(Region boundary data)
· · · ·

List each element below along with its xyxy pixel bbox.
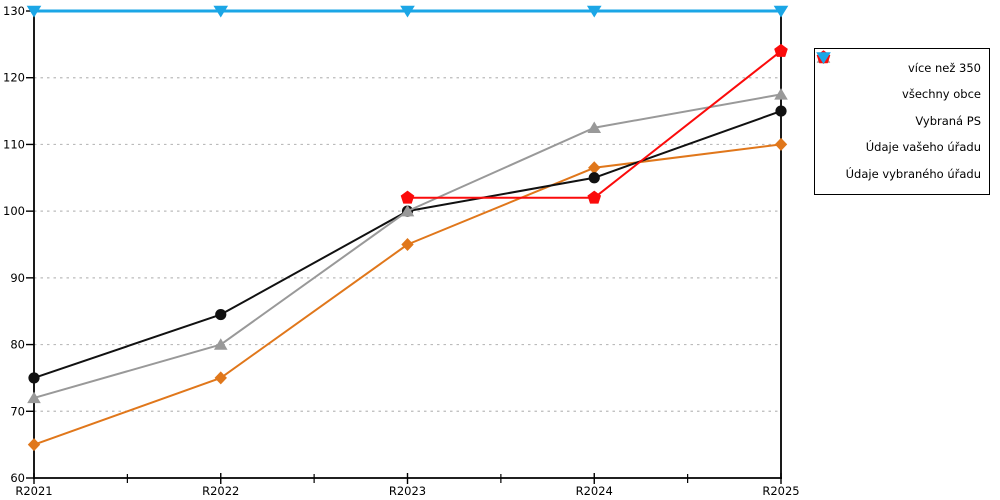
series-marker-4 <box>26 5 42 18</box>
legend-item-label: Vybraná PS <box>915 113 981 128</box>
series-marker-3 <box>774 43 788 57</box>
y-axis-tick-label: 120 <box>3 71 25 85</box>
legend-item-label: Údaje vybraného úřadu <box>845 166 981 181</box>
y-axis-tick-label: 130 <box>3 4 25 18</box>
y-axis-tick-label: 100 <box>3 204 25 218</box>
y-axis-tick-label: 110 <box>3 137 25 151</box>
y-axis-tick-label: 70 <box>10 404 25 418</box>
series-marker-0 <box>588 161 601 175</box>
series-marker-4 <box>586 5 602 18</box>
series-marker-4 <box>213 5 229 18</box>
legend-item: více než 350 <box>817 51 981 79</box>
series-marker-3 <box>400 190 415 204</box>
y-axis-tick-label: 90 <box>10 271 25 285</box>
series-marker-3 <box>587 190 602 204</box>
x-axis-tick-label: R2022 <box>202 484 239 498</box>
series-marker-4 <box>773 5 789 18</box>
legend-item: Údaje vybraného úřadu <box>816 52 981 186</box>
series-marker-1 <box>775 105 787 117</box>
x-axis-tick-label: R2025 <box>762 484 799 498</box>
series-marker-2 <box>400 204 415 217</box>
legend-marker-shape <box>816 52 831 64</box>
series-marker-2 <box>213 338 228 350</box>
series-marker-0 <box>214 371 227 385</box>
series-line-0 <box>33 143 782 446</box>
series-marker-4 <box>400 5 415 18</box>
series-marker-2 <box>27 391 41 404</box>
legend: více než 350 všechny obce Vybraná PS Údaje … <box>814 48 990 195</box>
series-marker-0 <box>27 438 41 452</box>
x-axis-tick-label: R2024 <box>576 484 613 498</box>
triangle-down-icon <box>816 52 831 64</box>
legend-item: všechny obce <box>817 51 981 106</box>
series-marker-2 <box>774 88 788 100</box>
series-marker-1 <box>28 372 40 384</box>
x-axis-tick-label: R2021 <box>15 484 52 498</box>
series-marker-1 <box>588 172 600 184</box>
series-marker-0 <box>774 137 788 151</box>
series-marker-2 <box>587 121 602 133</box>
y-axis-tick-label: 80 <box>10 338 25 352</box>
legend-item-label: více než 350 <box>907 60 981 75</box>
series-marker-1 <box>215 308 227 321</box>
legend-item: Vybraná PS <box>816 51 981 132</box>
legend-item-label: všechny obce <box>902 87 981 102</box>
legend-item-label: Údaje vašeho úřadu <box>865 140 981 155</box>
y-axis-tick-label: 60 <box>10 471 25 485</box>
series-marker-0 <box>401 238 414 251</box>
x-axis-tick-label: R2023 <box>389 484 426 498</box>
legend-item: Údaje vašeho úřadu <box>816 50 981 159</box>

· · · ·

STATED PROBLEM: Convert each line of the listing above into a Markdown table with the columns Row and Line, numbering the rows and skipping any blank lines. Leave the pictures out of the table.

SOLUTION:
| Row | Line |
|---|---|
| 1 | List each element below along with its xyxy pixel bbox. |
| 2 | series-marker-4 <box>26 5 42 18</box> |
| 3 | legend-item-label: Vybraná PS <box>915 113 981 128</box> |
| 4 | series-marker-3 <box>774 43 788 57</box> |
| 5 | y-axis-tick-label: 120 <box>3 71 25 85</box> |
| 6 | legend-item-label: Údaje vybraného úřadu <box>845 166 981 181</box> |
| 7 | y-axis-tick-label: 130 <box>3 4 25 18</box> |
| 8 | y-axis-tick-label: 100 <box>3 204 25 218</box> |
| 9 | y-axis-tick-label: 110 <box>3 137 25 151</box> |
| 10 | y-axis-tick-label: 70 <box>10 404 25 418</box> |
| 11 | series-marker-0 <box>588 161 601 175</box> |
| 12 | series-marker-4 <box>586 5 602 18</box> |
| 13 | series-marker-4 <box>213 5 229 18</box> |
| 14 | legend-item: více než 350 <box>817 51 981 79</box> |
| 15 | series-marker-3 <box>400 190 415 204</box> |
| 16 | y-axis-tick-label: 90 <box>10 271 25 285</box> |
| 17 | series-marker-3 <box>587 190 602 204</box> |
| 18 | x-axis-tick-label: R2022 <box>202 484 239 498</box> |
| 19 | series-marker-4 <box>773 5 789 18</box> |
| 20 | legend-item: Údaje vybraného úřadu <box>816 52 981 186</box> |
| 21 | series-marker-1 <box>775 105 787 117</box> |
| 22 | x-axis-tick-label: R2025 <box>762 484 799 498</box> |
| 23 | series-marker-2 <box>400 204 415 217</box> |
| 24 | legend-marker-shape <box>816 52 831 64</box> |
| 25 | series-marker-2 <box>213 338 228 350</box> |
| 26 | series-marker-0 <box>214 371 227 385</box> |
| 27 | series-line-0 <box>33 143 782 446</box> |
| 28 | series-marker-4 <box>400 5 415 18</box> |
| 29 | series-marker-2 <box>27 391 41 404</box> |
| 30 | legend: více než 350 všechny obce Vybraná PS Údaje … <box>814 48 990 195</box> |
| 31 | series-marker-0 <box>27 438 41 452</box> |
| 32 | x-axis-tick-label: R2024 <box>576 484 613 498</box> |
| 33 | triangle-down-icon <box>816 52 831 64</box> |
| 34 | legend-item: všechny obce <box>817 51 981 106</box> |
| 35 | series-marker-2 <box>774 88 788 100</box> |
| 36 | series-marker-1 <box>28 372 40 384</box> |
| 37 | x-axis-tick-label: R2021 <box>15 484 52 498</box> |
| 38 | series-marker-1 <box>588 172 600 184</box> |
| 39 | series-marker-0 <box>774 137 788 151</box> |
| 40 | series-marker-2 <box>587 121 602 133</box> |
| 41 | y-axis-tick-label: 80 <box>10 338 25 352</box> |
| 42 | legend-item-label: více než 350 <box>907 60 981 75</box> |
| 43 | series-marker-1 <box>215 308 227 321</box> |
| 44 | legend-item: Vybraná PS <box>816 51 981 132</box> |
| 45 | legend-item-label: všechny obce <box>902 87 981 102</box> |
| 46 | legend-item-label: Údaje vašeho úřadu <box>865 140 981 155</box> |
| 47 | y-axis-tick-label: 60 <box>10 471 25 485</box> |
| 48 | series-marker-0 <box>401 238 414 251</box> |
| 49 | x-axis-tick-label: R2023 <box>389 484 426 498</box> |
| 50 | legend-item: Údaje vašeho úřadu <box>816 50 981 159</box> |